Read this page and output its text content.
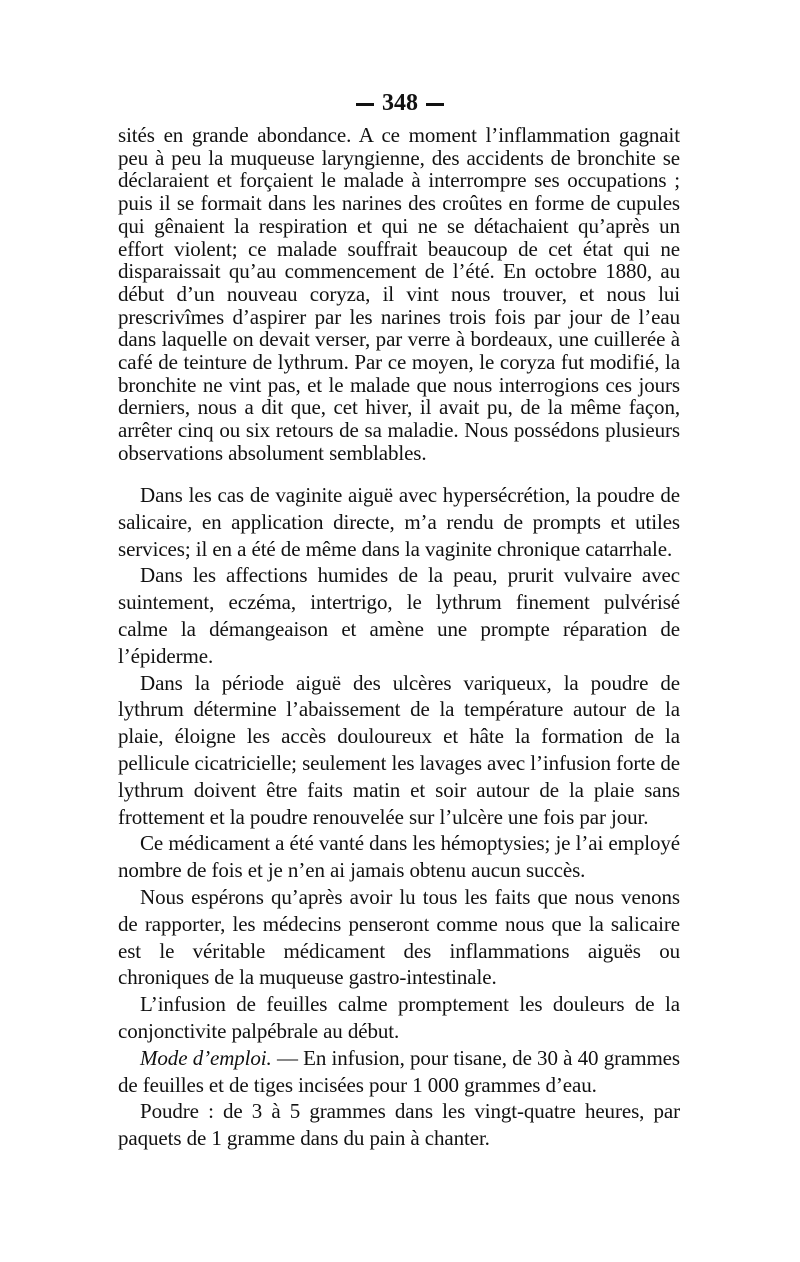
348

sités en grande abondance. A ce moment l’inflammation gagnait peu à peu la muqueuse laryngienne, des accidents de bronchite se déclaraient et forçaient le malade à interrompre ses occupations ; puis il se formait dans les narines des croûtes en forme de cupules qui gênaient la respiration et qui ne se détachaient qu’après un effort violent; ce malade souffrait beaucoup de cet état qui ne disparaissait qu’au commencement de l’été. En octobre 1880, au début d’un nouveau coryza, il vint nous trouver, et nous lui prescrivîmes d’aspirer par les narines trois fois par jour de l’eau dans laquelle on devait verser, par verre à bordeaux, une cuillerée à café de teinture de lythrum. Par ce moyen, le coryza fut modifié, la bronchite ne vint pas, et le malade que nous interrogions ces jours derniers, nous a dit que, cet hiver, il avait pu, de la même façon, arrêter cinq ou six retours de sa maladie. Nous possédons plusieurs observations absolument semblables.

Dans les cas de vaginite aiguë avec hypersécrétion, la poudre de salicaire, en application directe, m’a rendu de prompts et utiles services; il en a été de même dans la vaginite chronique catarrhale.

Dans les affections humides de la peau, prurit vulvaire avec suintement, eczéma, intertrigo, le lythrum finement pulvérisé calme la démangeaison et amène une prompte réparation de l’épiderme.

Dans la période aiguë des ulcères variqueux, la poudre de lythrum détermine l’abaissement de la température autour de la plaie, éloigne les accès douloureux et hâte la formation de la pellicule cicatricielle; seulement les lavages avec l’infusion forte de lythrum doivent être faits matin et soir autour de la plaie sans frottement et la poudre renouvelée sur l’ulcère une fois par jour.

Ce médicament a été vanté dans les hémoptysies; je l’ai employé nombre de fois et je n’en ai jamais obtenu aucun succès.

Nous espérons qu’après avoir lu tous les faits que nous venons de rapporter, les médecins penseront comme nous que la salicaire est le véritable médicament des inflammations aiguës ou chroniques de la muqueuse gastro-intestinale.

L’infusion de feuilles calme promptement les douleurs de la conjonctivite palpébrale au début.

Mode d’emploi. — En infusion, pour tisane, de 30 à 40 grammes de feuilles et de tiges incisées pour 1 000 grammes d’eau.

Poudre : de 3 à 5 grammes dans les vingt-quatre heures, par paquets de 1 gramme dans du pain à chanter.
——————
• _Exercise details_:
Copy each line exactly, and leave the pictures out of your copy.

• _Task answer_:
Read this page and output its text content.
348

sités en grande abondance. A ce moment l’inflammation gagnait peu à peu la muqueuse laryngienne, des accidents de bronchite se déclaraient et forçaient le malade à interrompre ses occupations ; puis il se formait dans les narines des croûtes en forme de cupules qui gênaient la respiration et qui ne se détachaient qu’après un effort violent; ce malade souffrait beaucoup de cet état qui ne disparaissait qu’au commencement de l’été. En octobre 1880, au début d’un nouveau coryza, il vint nous trouver, et nous lui prescrivîmes d’aspirer par les narines trois fois par jour de l’eau dans laquelle on devait verser, par verre à bordeaux, une cuillerée à café de teinture de lythrum. Par ce moyen, le coryza fut modifié, la bronchite ne vint pas, et le malade que nous interrogions ces jours derniers, nous a dit que, cet hiver, il avait pu, de la même façon, arrêter cinq ou six retours de sa maladie. Nous possédons plusieurs observations absolument semblables.

Dans les cas de vaginite aiguë avec hypersécrétion, la poudre de salicaire, en application directe, m’a rendu de prompts et utiles services; il en a été de même dans la vaginite chronique catarrhale.

Dans les affections humides de la peau, prurit vulvaire avec suintement, eczéma, intertrigo, le lythrum finement pulvérisé calme la démangeaison et amène une prompte réparation de l’épiderme.

Dans la période aiguë des ulcères variqueux, la poudre de lythrum détermine l’abaissement de la température autour de la plaie, éloigne les accès douloureux et hâte la formation de la pellicule cicatricielle; seulement les lavages avec l’infusion forte de lythrum doivent être faits matin et soir autour de la plaie sans frottement et la poudre renouvelée sur l’ulcère une fois par jour.

Ce médicament a été vanté dans les hémoptysies; je l’ai employé nombre de fois et je n’en ai jamais obtenu aucun succès.

Nous espérons qu’après avoir lu tous les faits que nous venons de rapporter, les médecins penseront comme nous que la salicaire est le véritable médicament des inflammations aiguës ou chroniques de la muqueuse gastro-intestinale.

L’infusion de feuilles calme promptement les douleurs de la conjonctivite palpébrale au début.

Mode d’emploi. — En infusion, pour tisane, de 30 à 40 grammes de feuilles et de tiges incisées pour 1 000 grammes d’eau.

Poudre : de 3 à 5 grammes dans les vingt-quatre heures, par paquets de 1 gramme dans du pain à chanter.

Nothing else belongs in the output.